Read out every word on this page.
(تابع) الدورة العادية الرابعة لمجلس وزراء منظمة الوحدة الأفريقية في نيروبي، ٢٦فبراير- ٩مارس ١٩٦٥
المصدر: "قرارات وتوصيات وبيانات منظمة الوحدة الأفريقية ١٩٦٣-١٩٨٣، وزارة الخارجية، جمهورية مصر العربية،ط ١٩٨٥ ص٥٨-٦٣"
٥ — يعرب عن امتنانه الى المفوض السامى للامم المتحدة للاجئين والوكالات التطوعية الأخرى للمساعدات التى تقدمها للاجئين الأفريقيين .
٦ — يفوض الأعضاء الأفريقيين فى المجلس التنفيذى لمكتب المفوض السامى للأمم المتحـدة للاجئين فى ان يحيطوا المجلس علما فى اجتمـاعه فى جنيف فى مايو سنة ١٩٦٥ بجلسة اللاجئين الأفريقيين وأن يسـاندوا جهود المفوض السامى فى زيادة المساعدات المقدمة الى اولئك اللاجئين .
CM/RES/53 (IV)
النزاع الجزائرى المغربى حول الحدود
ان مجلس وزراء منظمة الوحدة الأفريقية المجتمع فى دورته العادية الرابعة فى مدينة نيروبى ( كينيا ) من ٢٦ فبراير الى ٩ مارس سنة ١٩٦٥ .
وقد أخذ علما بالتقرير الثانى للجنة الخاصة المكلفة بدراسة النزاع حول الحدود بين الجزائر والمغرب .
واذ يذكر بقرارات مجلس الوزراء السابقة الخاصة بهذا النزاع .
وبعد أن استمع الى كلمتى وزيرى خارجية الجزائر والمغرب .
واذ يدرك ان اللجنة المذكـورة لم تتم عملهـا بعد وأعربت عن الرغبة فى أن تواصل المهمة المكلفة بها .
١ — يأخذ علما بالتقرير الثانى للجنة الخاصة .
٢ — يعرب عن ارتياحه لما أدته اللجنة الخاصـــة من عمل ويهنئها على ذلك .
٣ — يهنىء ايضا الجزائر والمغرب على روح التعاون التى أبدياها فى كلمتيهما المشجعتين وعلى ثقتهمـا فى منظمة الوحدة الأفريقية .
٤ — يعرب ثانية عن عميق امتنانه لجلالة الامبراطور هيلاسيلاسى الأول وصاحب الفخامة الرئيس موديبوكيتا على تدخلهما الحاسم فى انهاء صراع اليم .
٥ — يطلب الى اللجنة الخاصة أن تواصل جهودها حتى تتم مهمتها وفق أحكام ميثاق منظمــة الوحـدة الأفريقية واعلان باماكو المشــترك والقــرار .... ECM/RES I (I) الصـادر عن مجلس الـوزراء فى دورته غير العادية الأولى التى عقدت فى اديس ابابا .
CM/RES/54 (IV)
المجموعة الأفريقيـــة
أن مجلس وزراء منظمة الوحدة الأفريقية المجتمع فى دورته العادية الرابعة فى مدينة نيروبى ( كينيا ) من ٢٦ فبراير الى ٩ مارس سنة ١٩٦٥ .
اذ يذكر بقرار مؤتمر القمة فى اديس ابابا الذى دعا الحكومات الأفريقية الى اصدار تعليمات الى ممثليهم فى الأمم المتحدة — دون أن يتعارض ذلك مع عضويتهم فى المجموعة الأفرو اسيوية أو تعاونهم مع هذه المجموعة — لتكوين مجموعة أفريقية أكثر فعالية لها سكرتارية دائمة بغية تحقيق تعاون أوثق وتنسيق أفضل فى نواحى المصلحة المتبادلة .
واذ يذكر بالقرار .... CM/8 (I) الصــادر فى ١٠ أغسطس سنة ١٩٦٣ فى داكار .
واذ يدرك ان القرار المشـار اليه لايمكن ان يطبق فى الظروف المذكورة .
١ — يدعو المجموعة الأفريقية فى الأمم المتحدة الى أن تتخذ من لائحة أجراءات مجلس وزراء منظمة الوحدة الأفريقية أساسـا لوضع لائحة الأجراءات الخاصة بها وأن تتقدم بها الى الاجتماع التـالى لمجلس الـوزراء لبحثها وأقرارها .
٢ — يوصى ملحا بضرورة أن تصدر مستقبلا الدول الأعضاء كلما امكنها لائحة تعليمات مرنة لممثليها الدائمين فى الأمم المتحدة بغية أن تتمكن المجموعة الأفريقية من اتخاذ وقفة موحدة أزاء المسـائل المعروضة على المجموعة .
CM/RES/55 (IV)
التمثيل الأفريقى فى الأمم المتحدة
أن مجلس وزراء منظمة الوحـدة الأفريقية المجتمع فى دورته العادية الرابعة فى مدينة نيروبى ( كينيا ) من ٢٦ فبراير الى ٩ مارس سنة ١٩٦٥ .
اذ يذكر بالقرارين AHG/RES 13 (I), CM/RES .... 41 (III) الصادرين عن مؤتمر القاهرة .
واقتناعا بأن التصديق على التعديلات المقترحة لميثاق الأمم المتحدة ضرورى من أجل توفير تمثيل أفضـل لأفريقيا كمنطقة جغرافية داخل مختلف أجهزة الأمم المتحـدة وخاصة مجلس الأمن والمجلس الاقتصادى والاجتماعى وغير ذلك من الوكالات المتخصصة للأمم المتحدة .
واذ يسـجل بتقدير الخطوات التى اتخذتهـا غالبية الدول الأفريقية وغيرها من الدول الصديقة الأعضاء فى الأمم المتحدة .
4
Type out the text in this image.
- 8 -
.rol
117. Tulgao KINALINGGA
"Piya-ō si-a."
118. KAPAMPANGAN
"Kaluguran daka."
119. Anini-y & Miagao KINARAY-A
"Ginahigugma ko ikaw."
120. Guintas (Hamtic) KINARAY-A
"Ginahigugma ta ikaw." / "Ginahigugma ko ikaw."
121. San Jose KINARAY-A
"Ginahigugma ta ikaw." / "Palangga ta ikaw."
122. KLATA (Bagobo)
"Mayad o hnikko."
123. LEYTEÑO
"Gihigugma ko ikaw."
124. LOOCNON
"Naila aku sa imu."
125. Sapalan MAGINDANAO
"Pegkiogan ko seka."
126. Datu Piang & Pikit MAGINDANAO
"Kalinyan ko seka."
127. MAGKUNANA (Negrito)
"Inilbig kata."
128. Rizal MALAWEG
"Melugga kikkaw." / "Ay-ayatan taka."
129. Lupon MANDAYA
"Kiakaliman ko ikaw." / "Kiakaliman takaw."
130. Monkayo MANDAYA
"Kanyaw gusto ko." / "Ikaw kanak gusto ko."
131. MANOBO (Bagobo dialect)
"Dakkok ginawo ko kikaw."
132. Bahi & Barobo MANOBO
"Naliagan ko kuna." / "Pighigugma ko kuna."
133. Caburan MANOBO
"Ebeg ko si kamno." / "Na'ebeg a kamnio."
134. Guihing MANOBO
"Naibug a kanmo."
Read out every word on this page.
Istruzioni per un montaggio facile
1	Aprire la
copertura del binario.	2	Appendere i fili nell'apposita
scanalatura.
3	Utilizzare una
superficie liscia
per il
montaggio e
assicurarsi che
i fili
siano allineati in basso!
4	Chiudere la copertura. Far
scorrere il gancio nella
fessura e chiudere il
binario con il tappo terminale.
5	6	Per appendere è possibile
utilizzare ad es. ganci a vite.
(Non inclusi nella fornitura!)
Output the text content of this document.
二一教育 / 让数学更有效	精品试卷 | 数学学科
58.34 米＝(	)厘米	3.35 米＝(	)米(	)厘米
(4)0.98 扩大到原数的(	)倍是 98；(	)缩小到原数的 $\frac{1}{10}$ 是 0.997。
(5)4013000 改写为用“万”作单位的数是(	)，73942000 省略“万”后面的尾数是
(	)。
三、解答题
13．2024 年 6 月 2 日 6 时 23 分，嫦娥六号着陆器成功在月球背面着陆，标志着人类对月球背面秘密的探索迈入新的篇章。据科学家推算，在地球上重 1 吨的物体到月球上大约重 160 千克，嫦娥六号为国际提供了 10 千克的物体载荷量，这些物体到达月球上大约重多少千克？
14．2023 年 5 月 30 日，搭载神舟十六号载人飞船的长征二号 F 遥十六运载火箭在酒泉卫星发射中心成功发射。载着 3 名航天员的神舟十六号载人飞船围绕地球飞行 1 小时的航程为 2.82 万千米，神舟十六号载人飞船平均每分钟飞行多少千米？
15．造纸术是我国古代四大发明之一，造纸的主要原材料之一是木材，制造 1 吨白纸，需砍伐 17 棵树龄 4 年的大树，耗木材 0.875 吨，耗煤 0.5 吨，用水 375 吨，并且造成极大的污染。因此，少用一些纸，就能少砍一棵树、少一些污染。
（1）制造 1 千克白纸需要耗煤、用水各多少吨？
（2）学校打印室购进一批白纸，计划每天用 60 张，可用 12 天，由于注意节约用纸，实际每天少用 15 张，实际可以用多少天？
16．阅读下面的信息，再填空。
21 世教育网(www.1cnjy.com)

+===+

• YOUR OBJECTIVE: Give the number of lines in the records that contain the string "montaggio", and nothing besides.

• COMPLETE RESPONSE: 2